_Dataset records_
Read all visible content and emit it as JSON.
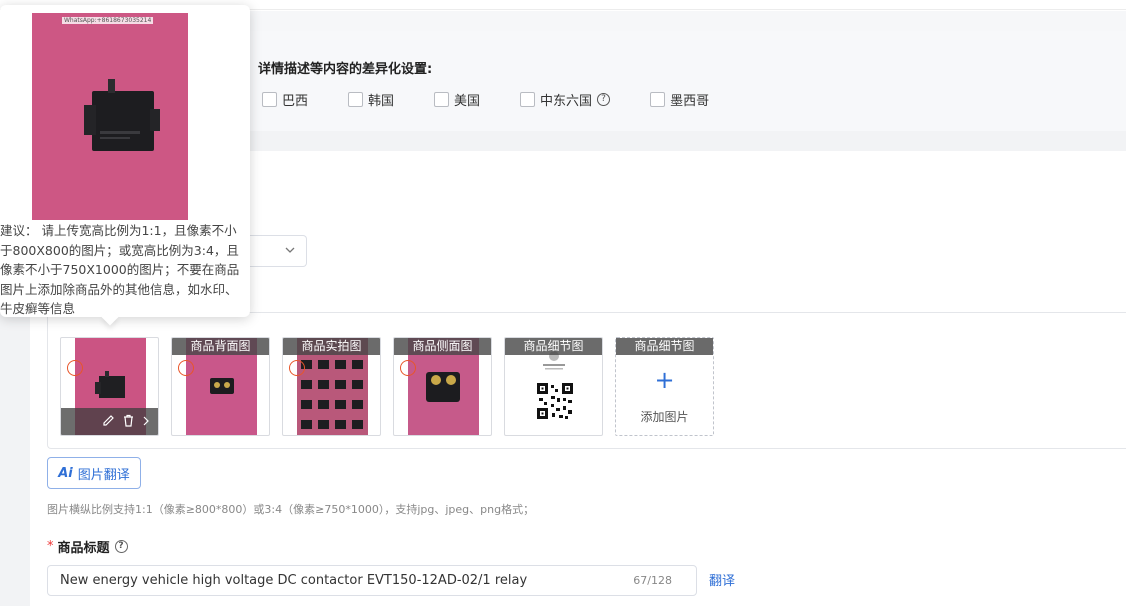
{
  "differentiation": {
    "title": "详情描述等内容的差异化设置:",
    "countries": [
      {
        "label": "巴西"
      },
      {
        "label": "韩国"
      },
      {
        "label": "美国"
      },
      {
        "label": "中东六国",
        "help": "?"
      },
      {
        "label": "墨西哥"
      }
    ]
  },
  "images": {
    "tags": [
      "商品背面图",
      "商品实拍图",
      "商品侧面图",
      "商品细节图",
      "商品细节图"
    ],
    "add_label": "添加图片",
    "add_symbol": "+"
  },
  "ai_translate": {
    "label": "图片翻译",
    "icon_text": "Ai"
  },
  "image_hint": "图片横纵比例支持1:1（像素≥800*800）或3:4（像素≥750*1000），支持jpg、jpeg、png格式；",
  "product_title": {
    "required_mark": "*",
    "label": "商品标题",
    "value": "New energy vehicle high voltage DC contactor EVT150-12AD-02/1 relay",
    "count": "67/128",
    "translate": "翻译"
  },
  "popover": {
    "watermark": "WhatsApp:+8618673035214",
    "advice": "建议：  请上传宽高比例为1:1，且像素不小于800X800的图片；或宽高比例为3:4，且像素不小于750X1000的图片；不要在商品图片上添加除商品外的其他信息，如水印、牛皮癣等信息"
  },
  "colors": {
    "accent": "#2f6fd6",
    "required": "#e33333",
    "pink_bg": "#c74f7e"
  }
}
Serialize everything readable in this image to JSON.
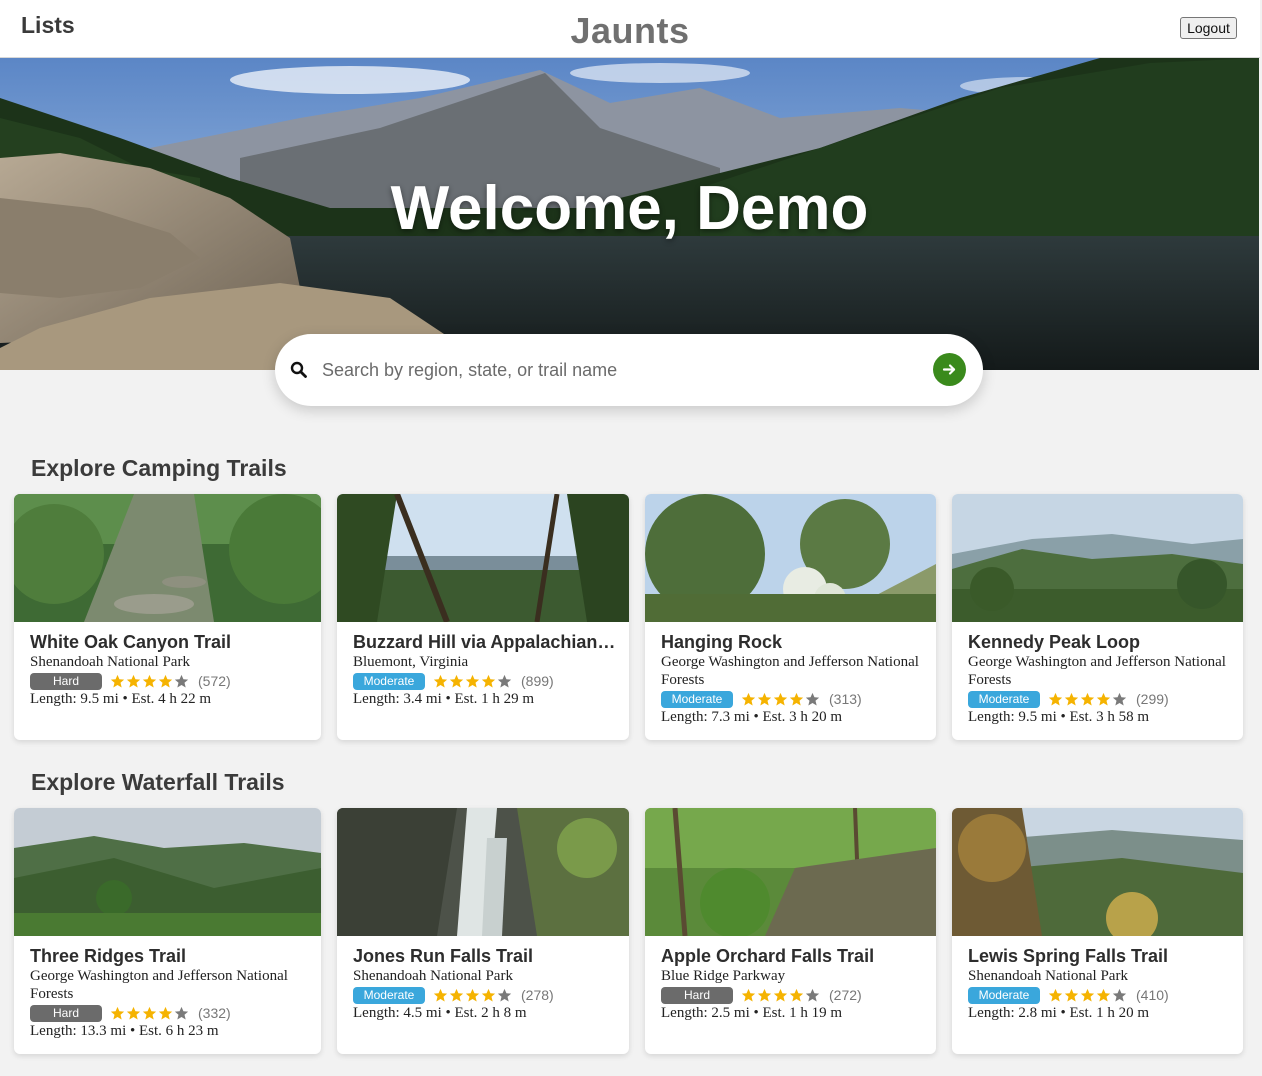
{
  "header": {
    "lists_label": "Lists",
    "brand": "Jaunts",
    "logout_label": "Logout"
  },
  "hero": {
    "title": "Welcome, Demo"
  },
  "search": {
    "placeholder": "Search by region, state, or trail name"
  },
  "colors": {
    "accent_green": "#3a8a1c",
    "badge_hard": "#6b6b6b",
    "badge_moderate": "#3aa7dc",
    "star": "#f5b301"
  },
  "sections": [
    {
      "title": "Explore Camping Trails",
      "cards": [
        {
          "name": "White Oak Canyon Trail",
          "location": "Shenandoah National Park",
          "difficulty": "Hard",
          "rating": 4,
          "reviews": "(572)",
          "length": "Length: 9.5 mi • Est. 4 h 22 m"
        },
        {
          "name": "Buzzard Hill via Appalachian Trail",
          "location": "Bluemont, Virginia",
          "difficulty": "Moderate",
          "rating": 4,
          "reviews": "(899)",
          "length": "Length: 3.4 mi • Est. 1 h 29 m"
        },
        {
          "name": "Hanging Rock",
          "location": "George Washington and Jefferson National Forests",
          "difficulty": "Moderate",
          "rating": 4,
          "reviews": "(313)",
          "length": "Length: 7.3 mi • Est. 3 h 20 m"
        },
        {
          "name": "Kennedy Peak Loop",
          "location": "George Washington and Jefferson National Forests",
          "difficulty": "Moderate",
          "rating": 4,
          "reviews": "(299)",
          "length": "Length: 9.5 mi • Est. 3 h 58 m"
        }
      ]
    },
    {
      "title": "Explore Waterfall Trails",
      "cards": [
        {
          "name": "Three Ridges Trail",
          "location": "George Washington and Jefferson National Forests",
          "difficulty": "Hard",
          "rating": 4,
          "reviews": "(332)",
          "length": "Length: 13.3 mi • Est. 6 h 23 m"
        },
        {
          "name": "Jones Run Falls Trail",
          "location": "Shenandoah National Park",
          "difficulty": "Moderate",
          "rating": 4,
          "reviews": "(278)",
          "length": "Length: 4.5 mi • Est. 2 h 8 m"
        },
        {
          "name": "Apple Orchard Falls Trail",
          "location": "Blue Ridge Parkway",
          "difficulty": "Hard",
          "rating": 4,
          "reviews": "(272)",
          "length": "Length: 2.5 mi • Est. 1 h 19 m"
        },
        {
          "name": "Lewis Spring Falls Trail",
          "location": "Shenandoah National Park",
          "difficulty": "Moderate",
          "rating": 4,
          "reviews": "(410)",
          "length": "Length: 2.8 mi • Est. 1 h 20 m"
        }
      ]
    }
  ]
}
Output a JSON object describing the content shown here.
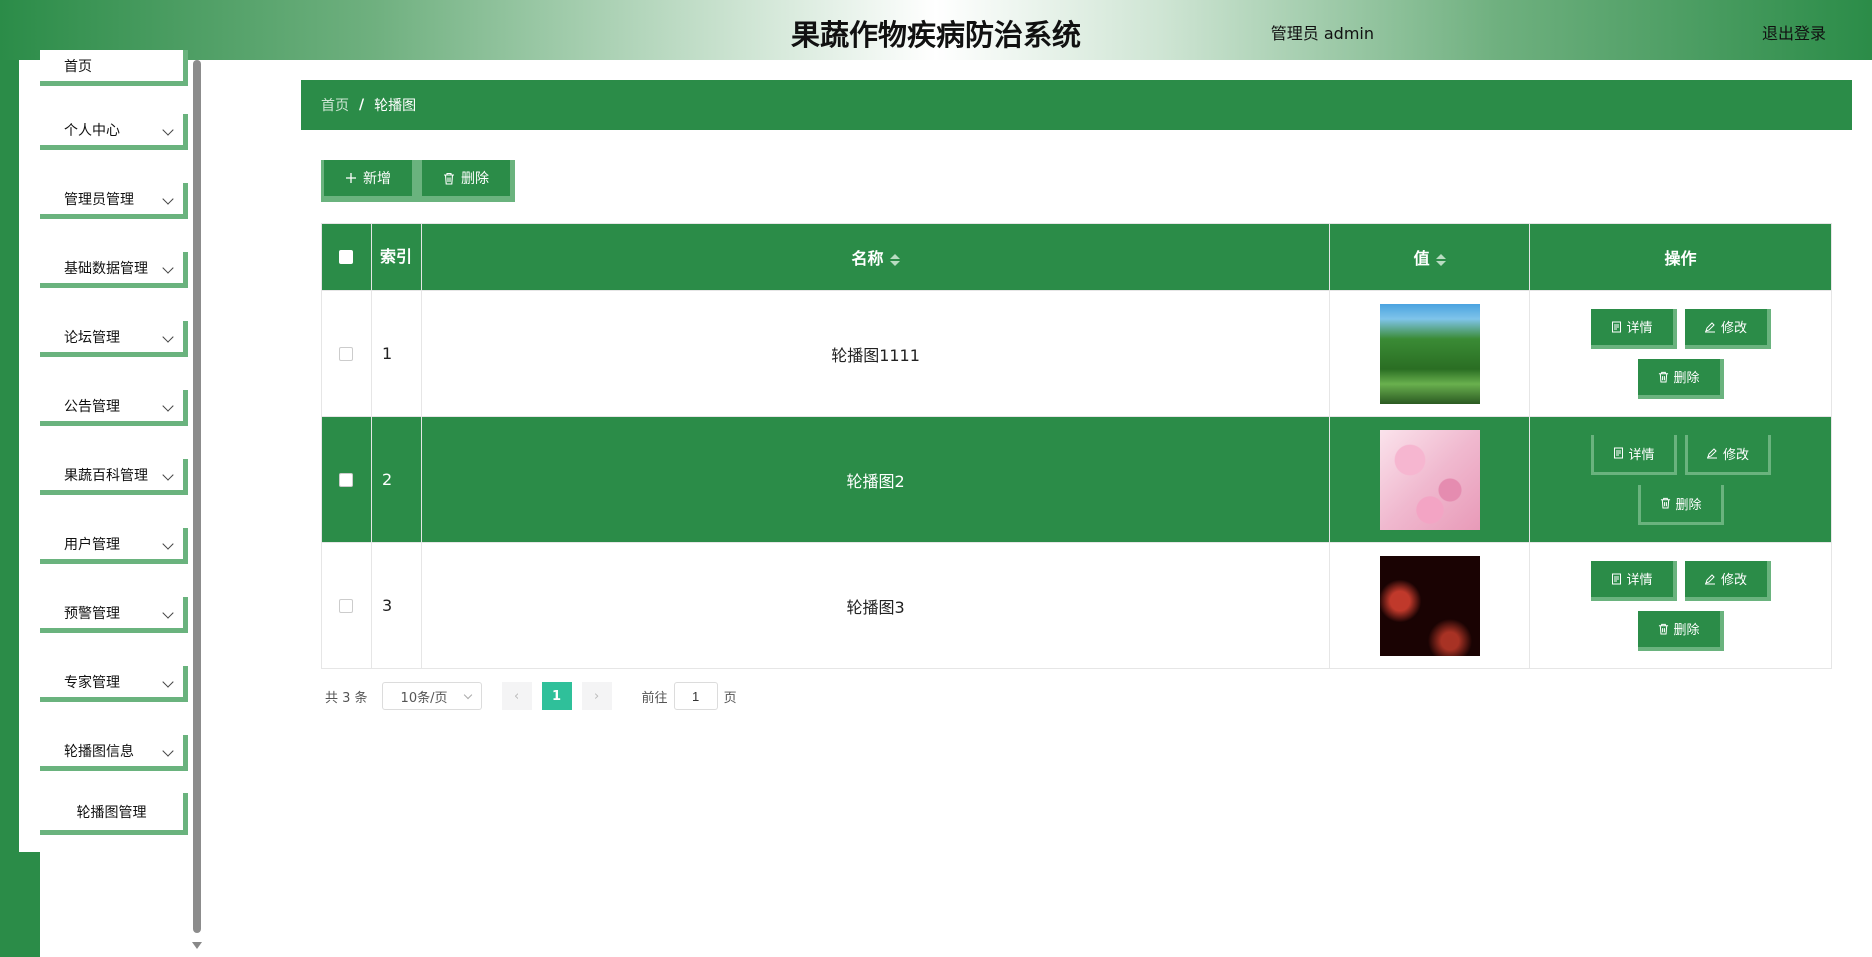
{
  "header": {
    "title": "果蔬作物疾病防治系统",
    "user_label": "管理员 admin",
    "logout_label": "退出登录"
  },
  "sidebar": {
    "items": [
      {
        "label": "首页"
      },
      {
        "label": "个人中心"
      },
      {
        "label": "管理员管理"
      },
      {
        "label": "基础数据管理"
      },
      {
        "label": "论坛管理"
      },
      {
        "label": "公告管理"
      },
      {
        "label": "果蔬百科管理"
      },
      {
        "label": "用户管理"
      },
      {
        "label": "预警管理"
      },
      {
        "label": "专家管理"
      },
      {
        "label": "轮播图信息"
      }
    ],
    "sub_item": {
      "label": "轮播图管理"
    }
  },
  "breadcrumb": {
    "home": "首页",
    "separator": "/",
    "current": "轮播图"
  },
  "toolbar": {
    "add_label": "新增",
    "delete_label": "删除"
  },
  "table": {
    "headers": {
      "index": "索引",
      "name": "名称",
      "value": "值",
      "ops": "操作"
    },
    "rows": [
      {
        "index": "1",
        "name": "轮播图1111",
        "image": "forest"
      },
      {
        "index": "2",
        "name": "轮播图2",
        "image": "cherry-blossom"
      },
      {
        "index": "3",
        "name": "轮播图3",
        "image": "lanterns"
      }
    ],
    "actions": {
      "detail": "详情",
      "edit": "修改",
      "delete": "删除"
    }
  },
  "pagination": {
    "total": "共 3 条",
    "page_size": "10条/页",
    "current_page": "1",
    "goto_label": "前往",
    "goto_value": "1",
    "page_suffix": "页"
  },
  "colors": {
    "primary": "#2b8c48",
    "accent": "#6ab37e",
    "pager_active": "#2fc09a"
  }
}
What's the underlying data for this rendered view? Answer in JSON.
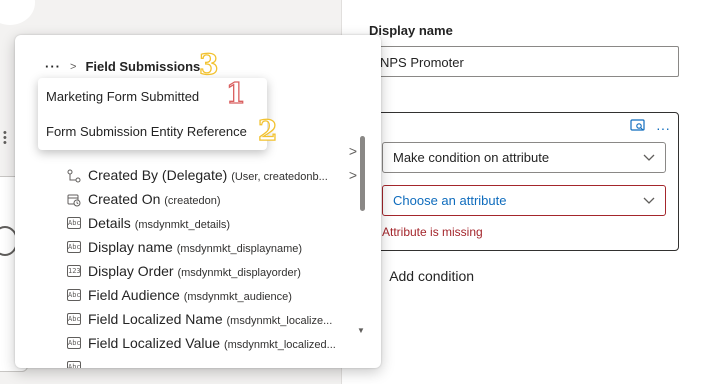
{
  "right_panel": {
    "display_name_label": "Display name",
    "display_name_value": "NPS Promoter",
    "condition_type_select": "Make condition on attribute",
    "attribute_select_placeholder": "Choose an attribute",
    "attribute_error": "Attribute is missing",
    "add_condition_label": "Add condition"
  },
  "flyout": {
    "breadcrumb_more": "···",
    "breadcrumb_current": "Field Submissions",
    "popup_items": [
      {
        "label": "Marketing Form Submitted"
      },
      {
        "label": "Form Submission Entity Reference"
      }
    ],
    "fields": [
      {
        "name": "Created By (Delegate)",
        "sub": "(User, createdonb...",
        "icon": "lookup-icon",
        "has_children": true
      },
      {
        "name": "Created On",
        "sub": "(createdon)",
        "icon": "calendar-clock-icon",
        "has_children": false
      },
      {
        "name": "Details",
        "sub": "(msdynmkt_details)",
        "icon": "text-field-icon",
        "has_children": false
      },
      {
        "name": "Display name",
        "sub": "(msdynmkt_displayname)",
        "icon": "text-field-icon",
        "has_children": false
      },
      {
        "name": "Display Order",
        "sub": "(msdynmkt_displayorder)",
        "icon": "number-field-icon",
        "has_children": false
      },
      {
        "name": "Field Audience",
        "sub": "(msdynmkt_audience)",
        "icon": "text-field-icon",
        "has_children": false
      },
      {
        "name": "Field Localized Name",
        "sub": "(msdynmkt_localize...",
        "icon": "text-field-icon",
        "has_children": false
      },
      {
        "name": "Field Localized Value",
        "sub": "(msdynmkt_localized...",
        "icon": "text-field-icon",
        "has_children": false
      }
    ]
  },
  "annotations": {
    "n1": "1",
    "n2": "2",
    "n3": "3",
    "colors": {
      "red": "#d96060",
      "yellow": "#f2c230"
    }
  },
  "icon_glyphs": {
    "text": "Abc",
    "number": "123"
  }
}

_Required task_
Leave the pictures out and output the rest of the listing exactly.

_Result of this task_
Read all visible content and emit it as JSON.
{
  "differentiation": {
    "title": "详情描述等内容的差异化设置:",
    "countries": [
      {
        "label": "巴西"
      },
      {
        "label": "韩国"
      },
      {
        "label": "美国"
      },
      {
        "label": "中东六国",
        "help": "?"
      },
      {
        "label": "墨西哥"
      }
    ]
  },
  "images": {
    "tags": [
      "商品背面图",
      "商品实拍图",
      "商品侧面图",
      "商品细节图",
      "商品细节图"
    ],
    "add_label": "添加图片",
    "add_symbol": "+"
  },
  "ai_translate": {
    "label": "图片翻译",
    "icon_text": "Ai"
  },
  "image_hint": "图片横纵比例支持1:1（像素≥800*800）或3:4（像素≥750*1000），支持jpg、jpeg、png格式；",
  "product_title": {
    "required_mark": "*",
    "label": "商品标题",
    "value": "New energy vehicle high voltage DC contactor EVT150-12AD-02/1 relay",
    "count": "67/128",
    "translate": "翻译"
  },
  "popover": {
    "watermark": "WhatsApp:+8618673035214",
    "advice": "建议：  请上传宽高比例为1:1，且像素不小于800X800的图片；或宽高比例为3:4，且像素不小于750X1000的图片；不要在商品图片上添加除商品外的其他信息，如水印、牛皮癣等信息"
  },
  "colors": {
    "accent": "#2f6fd6",
    "required": "#e33333",
    "pink_bg": "#c74f7e"
  }
}
Serialize everything readable in this image to JSON.
{
  "header": {
    "lists_label": "Lists",
    "brand": "Jaunts",
    "logout_label": "Logout"
  },
  "hero": {
    "title": "Welcome, Demo"
  },
  "search": {
    "placeholder": "Search by region, state, or trail name"
  },
  "colors": {
    "accent_green": "#3a8a1c",
    "badge_hard": "#6b6b6b",
    "badge_moderate": "#3aa7dc",
    "star": "#f5b301"
  },
  "sections": [
    {
      "title": "Explore Camping Trails",
      "cards": [
        {
          "name": "White Oak Canyon Trail",
          "location": "Shenandoah National Park",
          "difficulty": "Hard",
          "rating": 4,
          "reviews": "(572)",
          "length": "Length: 9.5 mi • Est. 4 h 22 m"
        },
        {
          "name": "Buzzard Hill via Appalachian Trail",
          "location": "Bluemont, Virginia",
          "difficulty": "Moderate",
          "rating": 4,
          "reviews": "(899)",
          "length": "Length: 3.4 mi • Est. 1 h 29 m"
        },
        {
          "name": "Hanging Rock",
          "location": "George Washington and Jefferson National Forests",
          "difficulty": "Moderate",
          "rating": 4,
          "reviews": "(313)",
          "length": "Length: 7.3 mi • Est. 3 h 20 m"
        },
        {
          "name": "Kennedy Peak Loop",
          "location": "George Washington and Jefferson National Forests",
          "difficulty": "Moderate",
          "rating": 4,
          "reviews": "(299)",
          "length": "Length: 9.5 mi • Est. 3 h 58 m"
        }
      ]
    },
    {
      "title": "Explore Waterfall Trails",
      "cards": [
        {
          "name": "Three Ridges Trail",
          "location": "George Washington and Jefferson National Forests",
          "difficulty": "Hard",
          "rating": 4,
          "reviews": "(332)",
          "length": "Length: 13.3 mi • Est. 6 h 23 m"
        },
        {
          "name": "Jones Run Falls Trail",
          "location": "Shenandoah National Park",
          "difficulty": "Moderate",
          "rating": 4,
          "reviews": "(278)",
          "length": "Length: 4.5 mi • Est. 2 h 8 m"
        },
        {
          "name": "Apple Orchard Falls Trail",
          "location": "Blue Ridge Parkway",
          "difficulty": "Hard",
          "rating": 4,
          "reviews": "(272)",
          "length": "Length: 2.5 mi • Est. 1 h 19 m"
        },
        {
          "name": "Lewis Spring Falls Trail",
          "location": "Shenandoah National Park",
          "difficulty": "Moderate",
          "rating": 4,
          "reviews": "(410)",
          "length": "Length: 2.8 mi • Est. 1 h 20 m"
        }
      ]
    }
  ]
}
Output a JSON object describing the content shown here.
{
  "header": {
    "title": "果蔬作物疾病防治系统",
    "user_label": "管理员 admin",
    "logout_label": "退出登录"
  },
  "sidebar": {
    "items": [
      {
        "label": "首页"
      },
      {
        "label": "个人中心"
      },
      {
        "label": "管理员管理"
      },
      {
        "label": "基础数据管理"
      },
      {
        "label": "论坛管理"
      },
      {
        "label": "公告管理"
      },
      {
        "label": "果蔬百科管理"
      },
      {
        "label": "用户管理"
      },
      {
        "label": "预警管理"
      },
      {
        "label": "专家管理"
      },
      {
        "label": "轮播图信息"
      }
    ],
    "sub_item": {
      "label": "轮播图管理"
    }
  },
  "breadcrumb": {
    "home": "首页",
    "separator": "/",
    "current": "轮播图"
  },
  "toolbar": {
    "add_label": "新增",
    "delete_label": "删除"
  },
  "table": {
    "headers": {
      "index": "索引",
      "name": "名称",
      "value": "值",
      "ops": "操作"
    },
    "rows": [
      {
        "index": "1",
        "name": "轮播图1111",
        "image": "forest"
      },
      {
        "index": "2",
        "name": "轮播图2",
        "image": "cherry-blossom"
      },
      {
        "index": "3",
        "name": "轮播图3",
        "image": "lanterns"
      }
    ],
    "actions": {
      "detail": "详情",
      "edit": "修改",
      "delete": "删除"
    }
  },
  "pagination": {
    "total": "共 3 条",
    "page_size": "10条/页",
    "current_page": "1",
    "goto_label": "前往",
    "goto_value": "1",
    "page_suffix": "页"
  },
  "colors": {
    "primary": "#2b8c48",
    "accent": "#6ab37e",
    "pager_active": "#2fc09a"
  }
}
What's the underlying data for this rendered view? Answer in JSON.
{
  "right_panel": {
    "display_name_label": "Display name",
    "display_name_value": "NPS Promoter",
    "condition_type_select": "Make condition on attribute",
    "attribute_select_placeholder": "Choose an attribute",
    "attribute_error": "Attribute is missing",
    "add_condition_label": "Add condition"
  },
  "flyout": {
    "breadcrumb_more": "···",
    "breadcrumb_current": "Field Submissions",
    "popup_items": [
      {
        "label": "Marketing Form Submitted"
      },
      {
        "label": "Form Submission Entity Reference"
      }
    ],
    "fields": [
      {
        "name": "Created By (Delegate)",
        "sub": "(User, createdonb...",
        "icon": "lookup-icon",
        "has_children": true
      },
      {
        "name": "Created On",
        "sub": "(createdon)",
        "icon": "calendar-clock-icon",
        "has_children": false
      },
      {
        "name": "Details",
        "sub": "(msdynmkt_details)",
        "icon": "text-field-icon",
        "has_children": false
      },
      {
        "name": "Display name",
        "sub": "(msdynmkt_displayname)",
        "icon": "text-field-icon",
        "has_children": false
      },
      {
        "name": "Display Order",
        "sub": "(msdynmkt_displayorder)",
        "icon": "number-field-icon",
        "has_children": false
      },
      {
        "name": "Field Audience",
        "sub": "(msdynmkt_audience)",
        "icon": "text-field-icon",
        "has_children": false
      },
      {
        "name": "Field Localized Name",
        "sub": "(msdynmkt_localize...",
        "icon": "text-field-icon",
        "has_children": false
      },
      {
        "name": "Field Localized Value",
        "sub": "(msdynmkt_localized...",
        "icon": "text-field-icon",
        "has_children": false
      }
    ]
  },
  "annotations": {
    "n1": "1",
    "n2": "2",
    "n3": "3",
    "colors": {
      "red": "#d96060",
      "yellow": "#f2c230"
    }
  },
  "icon_glyphs": {
    "text": "Abc",
    "number": "123"
  }
}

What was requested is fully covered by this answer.